» **EXERCISE AIM**
Extract every record, keeping each one exactly as it is.

» **PROVIDED ENTRIES**
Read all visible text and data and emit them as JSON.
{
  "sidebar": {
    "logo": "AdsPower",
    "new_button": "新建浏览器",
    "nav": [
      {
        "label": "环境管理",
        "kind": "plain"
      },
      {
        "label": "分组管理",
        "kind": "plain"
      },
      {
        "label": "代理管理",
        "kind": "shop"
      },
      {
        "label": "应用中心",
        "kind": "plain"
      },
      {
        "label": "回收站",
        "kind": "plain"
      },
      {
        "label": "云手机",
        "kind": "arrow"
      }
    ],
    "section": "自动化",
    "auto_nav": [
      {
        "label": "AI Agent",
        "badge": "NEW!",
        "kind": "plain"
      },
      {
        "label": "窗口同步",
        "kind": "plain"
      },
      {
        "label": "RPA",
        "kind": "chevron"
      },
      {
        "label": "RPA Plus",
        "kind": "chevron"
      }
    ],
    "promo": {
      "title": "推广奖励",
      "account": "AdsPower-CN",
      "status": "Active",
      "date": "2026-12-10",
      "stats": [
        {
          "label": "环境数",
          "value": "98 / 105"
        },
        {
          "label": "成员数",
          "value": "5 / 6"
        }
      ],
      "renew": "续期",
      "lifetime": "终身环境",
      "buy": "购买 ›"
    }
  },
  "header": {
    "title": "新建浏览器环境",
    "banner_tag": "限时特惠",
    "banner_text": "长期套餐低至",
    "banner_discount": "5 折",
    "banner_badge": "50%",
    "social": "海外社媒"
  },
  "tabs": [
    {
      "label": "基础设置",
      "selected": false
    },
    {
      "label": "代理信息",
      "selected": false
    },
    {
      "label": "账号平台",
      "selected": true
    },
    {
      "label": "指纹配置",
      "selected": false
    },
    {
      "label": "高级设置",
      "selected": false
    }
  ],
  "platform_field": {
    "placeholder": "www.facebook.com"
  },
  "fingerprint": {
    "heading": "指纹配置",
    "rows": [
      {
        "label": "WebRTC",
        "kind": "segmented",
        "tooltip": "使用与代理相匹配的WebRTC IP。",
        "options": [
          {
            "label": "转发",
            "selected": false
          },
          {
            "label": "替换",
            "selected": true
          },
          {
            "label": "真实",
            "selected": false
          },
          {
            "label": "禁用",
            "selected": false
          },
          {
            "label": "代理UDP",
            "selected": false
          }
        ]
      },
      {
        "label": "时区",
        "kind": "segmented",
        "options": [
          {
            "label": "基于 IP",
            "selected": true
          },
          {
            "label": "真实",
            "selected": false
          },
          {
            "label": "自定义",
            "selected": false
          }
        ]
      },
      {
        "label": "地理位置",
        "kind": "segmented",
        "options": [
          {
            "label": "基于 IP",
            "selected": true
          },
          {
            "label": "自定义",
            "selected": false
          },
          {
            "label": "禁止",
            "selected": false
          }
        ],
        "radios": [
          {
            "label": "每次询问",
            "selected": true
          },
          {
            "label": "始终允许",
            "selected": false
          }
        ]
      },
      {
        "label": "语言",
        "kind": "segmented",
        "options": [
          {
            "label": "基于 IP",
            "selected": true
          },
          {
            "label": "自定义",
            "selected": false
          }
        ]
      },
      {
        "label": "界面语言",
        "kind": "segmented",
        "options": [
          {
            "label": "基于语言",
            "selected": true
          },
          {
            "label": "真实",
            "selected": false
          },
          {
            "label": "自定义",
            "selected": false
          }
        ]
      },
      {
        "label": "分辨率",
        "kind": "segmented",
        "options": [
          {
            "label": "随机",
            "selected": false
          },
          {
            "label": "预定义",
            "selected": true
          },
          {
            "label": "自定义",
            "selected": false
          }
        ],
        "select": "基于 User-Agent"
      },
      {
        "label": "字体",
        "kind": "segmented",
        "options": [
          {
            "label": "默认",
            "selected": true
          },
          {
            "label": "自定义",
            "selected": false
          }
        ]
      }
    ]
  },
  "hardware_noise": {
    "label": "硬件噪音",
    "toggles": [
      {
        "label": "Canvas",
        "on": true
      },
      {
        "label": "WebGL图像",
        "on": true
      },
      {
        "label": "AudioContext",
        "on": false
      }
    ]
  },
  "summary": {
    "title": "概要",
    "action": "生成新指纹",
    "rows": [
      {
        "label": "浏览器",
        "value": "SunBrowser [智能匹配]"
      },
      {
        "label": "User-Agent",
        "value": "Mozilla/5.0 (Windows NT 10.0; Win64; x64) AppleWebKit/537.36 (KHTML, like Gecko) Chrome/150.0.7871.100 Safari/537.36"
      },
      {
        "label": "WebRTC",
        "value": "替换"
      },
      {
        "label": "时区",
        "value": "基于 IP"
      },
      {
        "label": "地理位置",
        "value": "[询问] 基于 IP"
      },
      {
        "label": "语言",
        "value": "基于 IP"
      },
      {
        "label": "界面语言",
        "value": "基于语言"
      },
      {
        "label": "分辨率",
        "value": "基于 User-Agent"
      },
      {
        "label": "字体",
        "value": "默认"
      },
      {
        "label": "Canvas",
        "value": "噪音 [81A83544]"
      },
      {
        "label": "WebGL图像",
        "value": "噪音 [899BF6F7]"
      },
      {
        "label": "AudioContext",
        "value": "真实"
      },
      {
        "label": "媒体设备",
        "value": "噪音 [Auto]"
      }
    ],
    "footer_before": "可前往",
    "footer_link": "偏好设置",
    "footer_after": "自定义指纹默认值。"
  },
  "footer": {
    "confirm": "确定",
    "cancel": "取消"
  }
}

» **EXERCISE SOLUTION**
Read all visible text and data and emit them as JSON.
{
  "sidebar": {
    "logo": "AdsPower",
    "new_button": "新建浏览器",
    "nav": [
      {
        "label": "环境管理",
        "kind": "plain"
      },
      {
        "label": "分组管理",
        "kind": "plain"
      },
      {
        "label": "代理管理",
        "kind": "shop"
      },
      {
        "label": "应用中心",
        "kind": "plain"
      },
      {
        "label": "回收站",
        "kind": "plain"
      },
      {
        "label": "云手机",
        "kind": "arrow"
      }
    ],
    "section": "自动化",
    "auto_nav": [
      {
        "label": "AI Agent",
        "badge": "NEW!",
        "kind": "plain"
      },
      {
        "label": "窗口同步",
        "kind": "plain"
      },
      {
        "label": "RPA",
        "kind": "chevron"
      },
      {
        "label": "RPA Plus",
        "kind": "chevron"
      }
    ],
    "promo": {
      "title": "推广奖励",
      "account": "AdsPower-CN",
      "status": "Active",
      "date": "2026-12-10",
      "stats": [
        {
          "label": "环境数",
          "value": "98 / 105"
        },
        {
          "label": "成员数",
          "value": "5 / 6"
        }
      ],
      "renew": "续期",
      "lifetime": "终身环境",
      "buy": "购买 ›"
    }
  },
  "header": {
    "title": "新建浏览器环境",
    "banner_tag": "限时特惠",
    "banner_text": "长期套餐低至",
    "banner_discount": "5 折",
    "banner_badge": "50%",
    "social": "海外社媒"
  },
  "tabs": [
    {
      "label": "基础设置",
      "selected": false
    },
    {
      "label": "代理信息",
      "selected": false
    },
    {
      "label": "账号平台",
      "selected": true
    },
    {
      "label": "指纹配置",
      "selected": false
    },
    {
      "label": "高级设置",
      "selected": false
    }
  ],
  "platform_field": {
    "placeholder": "www.facebook.com"
  },
  "fingerprint": {
    "heading": "指纹配置",
    "rows": [
      {
        "label": "WebRTC",
        "kind": "segmented",
        "tooltip": "使用与代理相匹配的WebRTC IP。",
        "options": [
          {
            "label": "转发",
            "selected": false
          },
          {
            "label": "替换",
            "selected": true
          },
          {
            "label": "真实",
            "selected": false
          },
          {
            "label": "禁用",
            "selected": false
          },
          {
            "label": "代理UDP",
            "selected": false
          }
        ]
      },
      {
        "label": "时区",
        "kind": "segmented",
        "options": [
          {
            "label": "基于 IP",
            "selected": true
          },
          {
            "label": "真实",
            "selected": false
          },
          {
            "label": "自定义",
            "selected": false
          }
        ]
      },
      {
        "label": "地理位置",
        "kind": "segmented",
        "options": [
          {
            "label": "基于 IP",
            "selected": true
          },
          {
            "label": "自定义",
            "selected": false
          },
          {
            "label": "禁止",
            "selected": false
          }
        ],
        "radios": [
          {
            "label": "每次询问",
            "selected": true
          },
          {
            "label": "始终允许",
            "selected": false
          }
        ]
      },
      {
        "label": "语言",
        "kind": "segmented",
        "options": [
          {
            "label": "基于 IP",
            "selected": true
          },
          {
            "label": "自定义",
            "selected": false
          }
        ]
      },
      {
        "label": "界面语言",
        "kind": "segmented",
        "options": [
          {
            "label": "基于语言",
            "selected": true
          },
          {
            "label": "真实",
            "selected": false
          },
          {
            "label": "自定义",
            "selected": false
          }
        ]
      },
      {
        "label": "分辨率",
        "kind": "segmented",
        "options": [
          {
            "label": "随机",
            "selected": false
          },
          {
            "label": "预定义",
            "selected": true
          },
          {
            "label": "自定义",
            "selected": false
          }
        ],
        "select": "基于 User-Agent"
      },
      {
        "label": "字体",
        "kind": "segmented",
        "options": [
          {
            "label": "默认",
            "selected": true
          },
          {
            "label": "自定义",
            "selected": false
          }
        ]
      }
    ]
  },
  "hardware_noise": {
    "label": "硬件噪音",
    "toggles": [
      {
        "label": "Canvas",
        "on": true
      },
      {
        "label": "WebGL图像",
        "on": true
      },
      {
        "label": "AudioContext",
        "on": false
      }
    ]
  },
  "summary": {
    "title": "概要",
    "action": "生成新指纹",
    "rows": [
      {
        "label": "浏览器",
        "value": "SunBrowser [智能匹配]"
      },
      {
        "label": "User-Agent",
        "value": "Mozilla/5.0 (Windows NT 10.0; Win64; x64) AppleWebKit/537.36 (KHTML, like Gecko) Chrome/150.0.7871.100 Safari/537.36"
      },
      {
        "label": "WebRTC",
        "value": "替换"
      },
      {
        "label": "时区",
        "value": "基于 IP"
      },
      {
        "label": "地理位置",
        "value": "[询问] 基于 IP"
      },
      {
        "label": "语言",
        "value": "基于 IP"
      },
      {
        "label": "界面语言",
        "value": "基于语言"
      },
      {
        "label": "分辨率",
        "value": "基于 User-Agent"
      },
      {
        "label": "字体",
        "value": "默认"
      },
      {
        "label": "Canvas",
        "value": "噪音 [81A83544]"
      },
      {
        "label": "WebGL图像",
        "value": "噪音 [899BF6F7]"
      },
      {
        "label": "AudioContext",
        "value": "真实"
      },
      {
        "label": "媒体设备",
        "value": "噪音 [Auto]"
      }
    ],
    "footer_before": "可前往",
    "footer_link": "偏好设置",
    "footer_after": "自定义指纹默认值。"
  },
  "footer": {
    "confirm": "确定",
    "cancel": "取消"
  }
}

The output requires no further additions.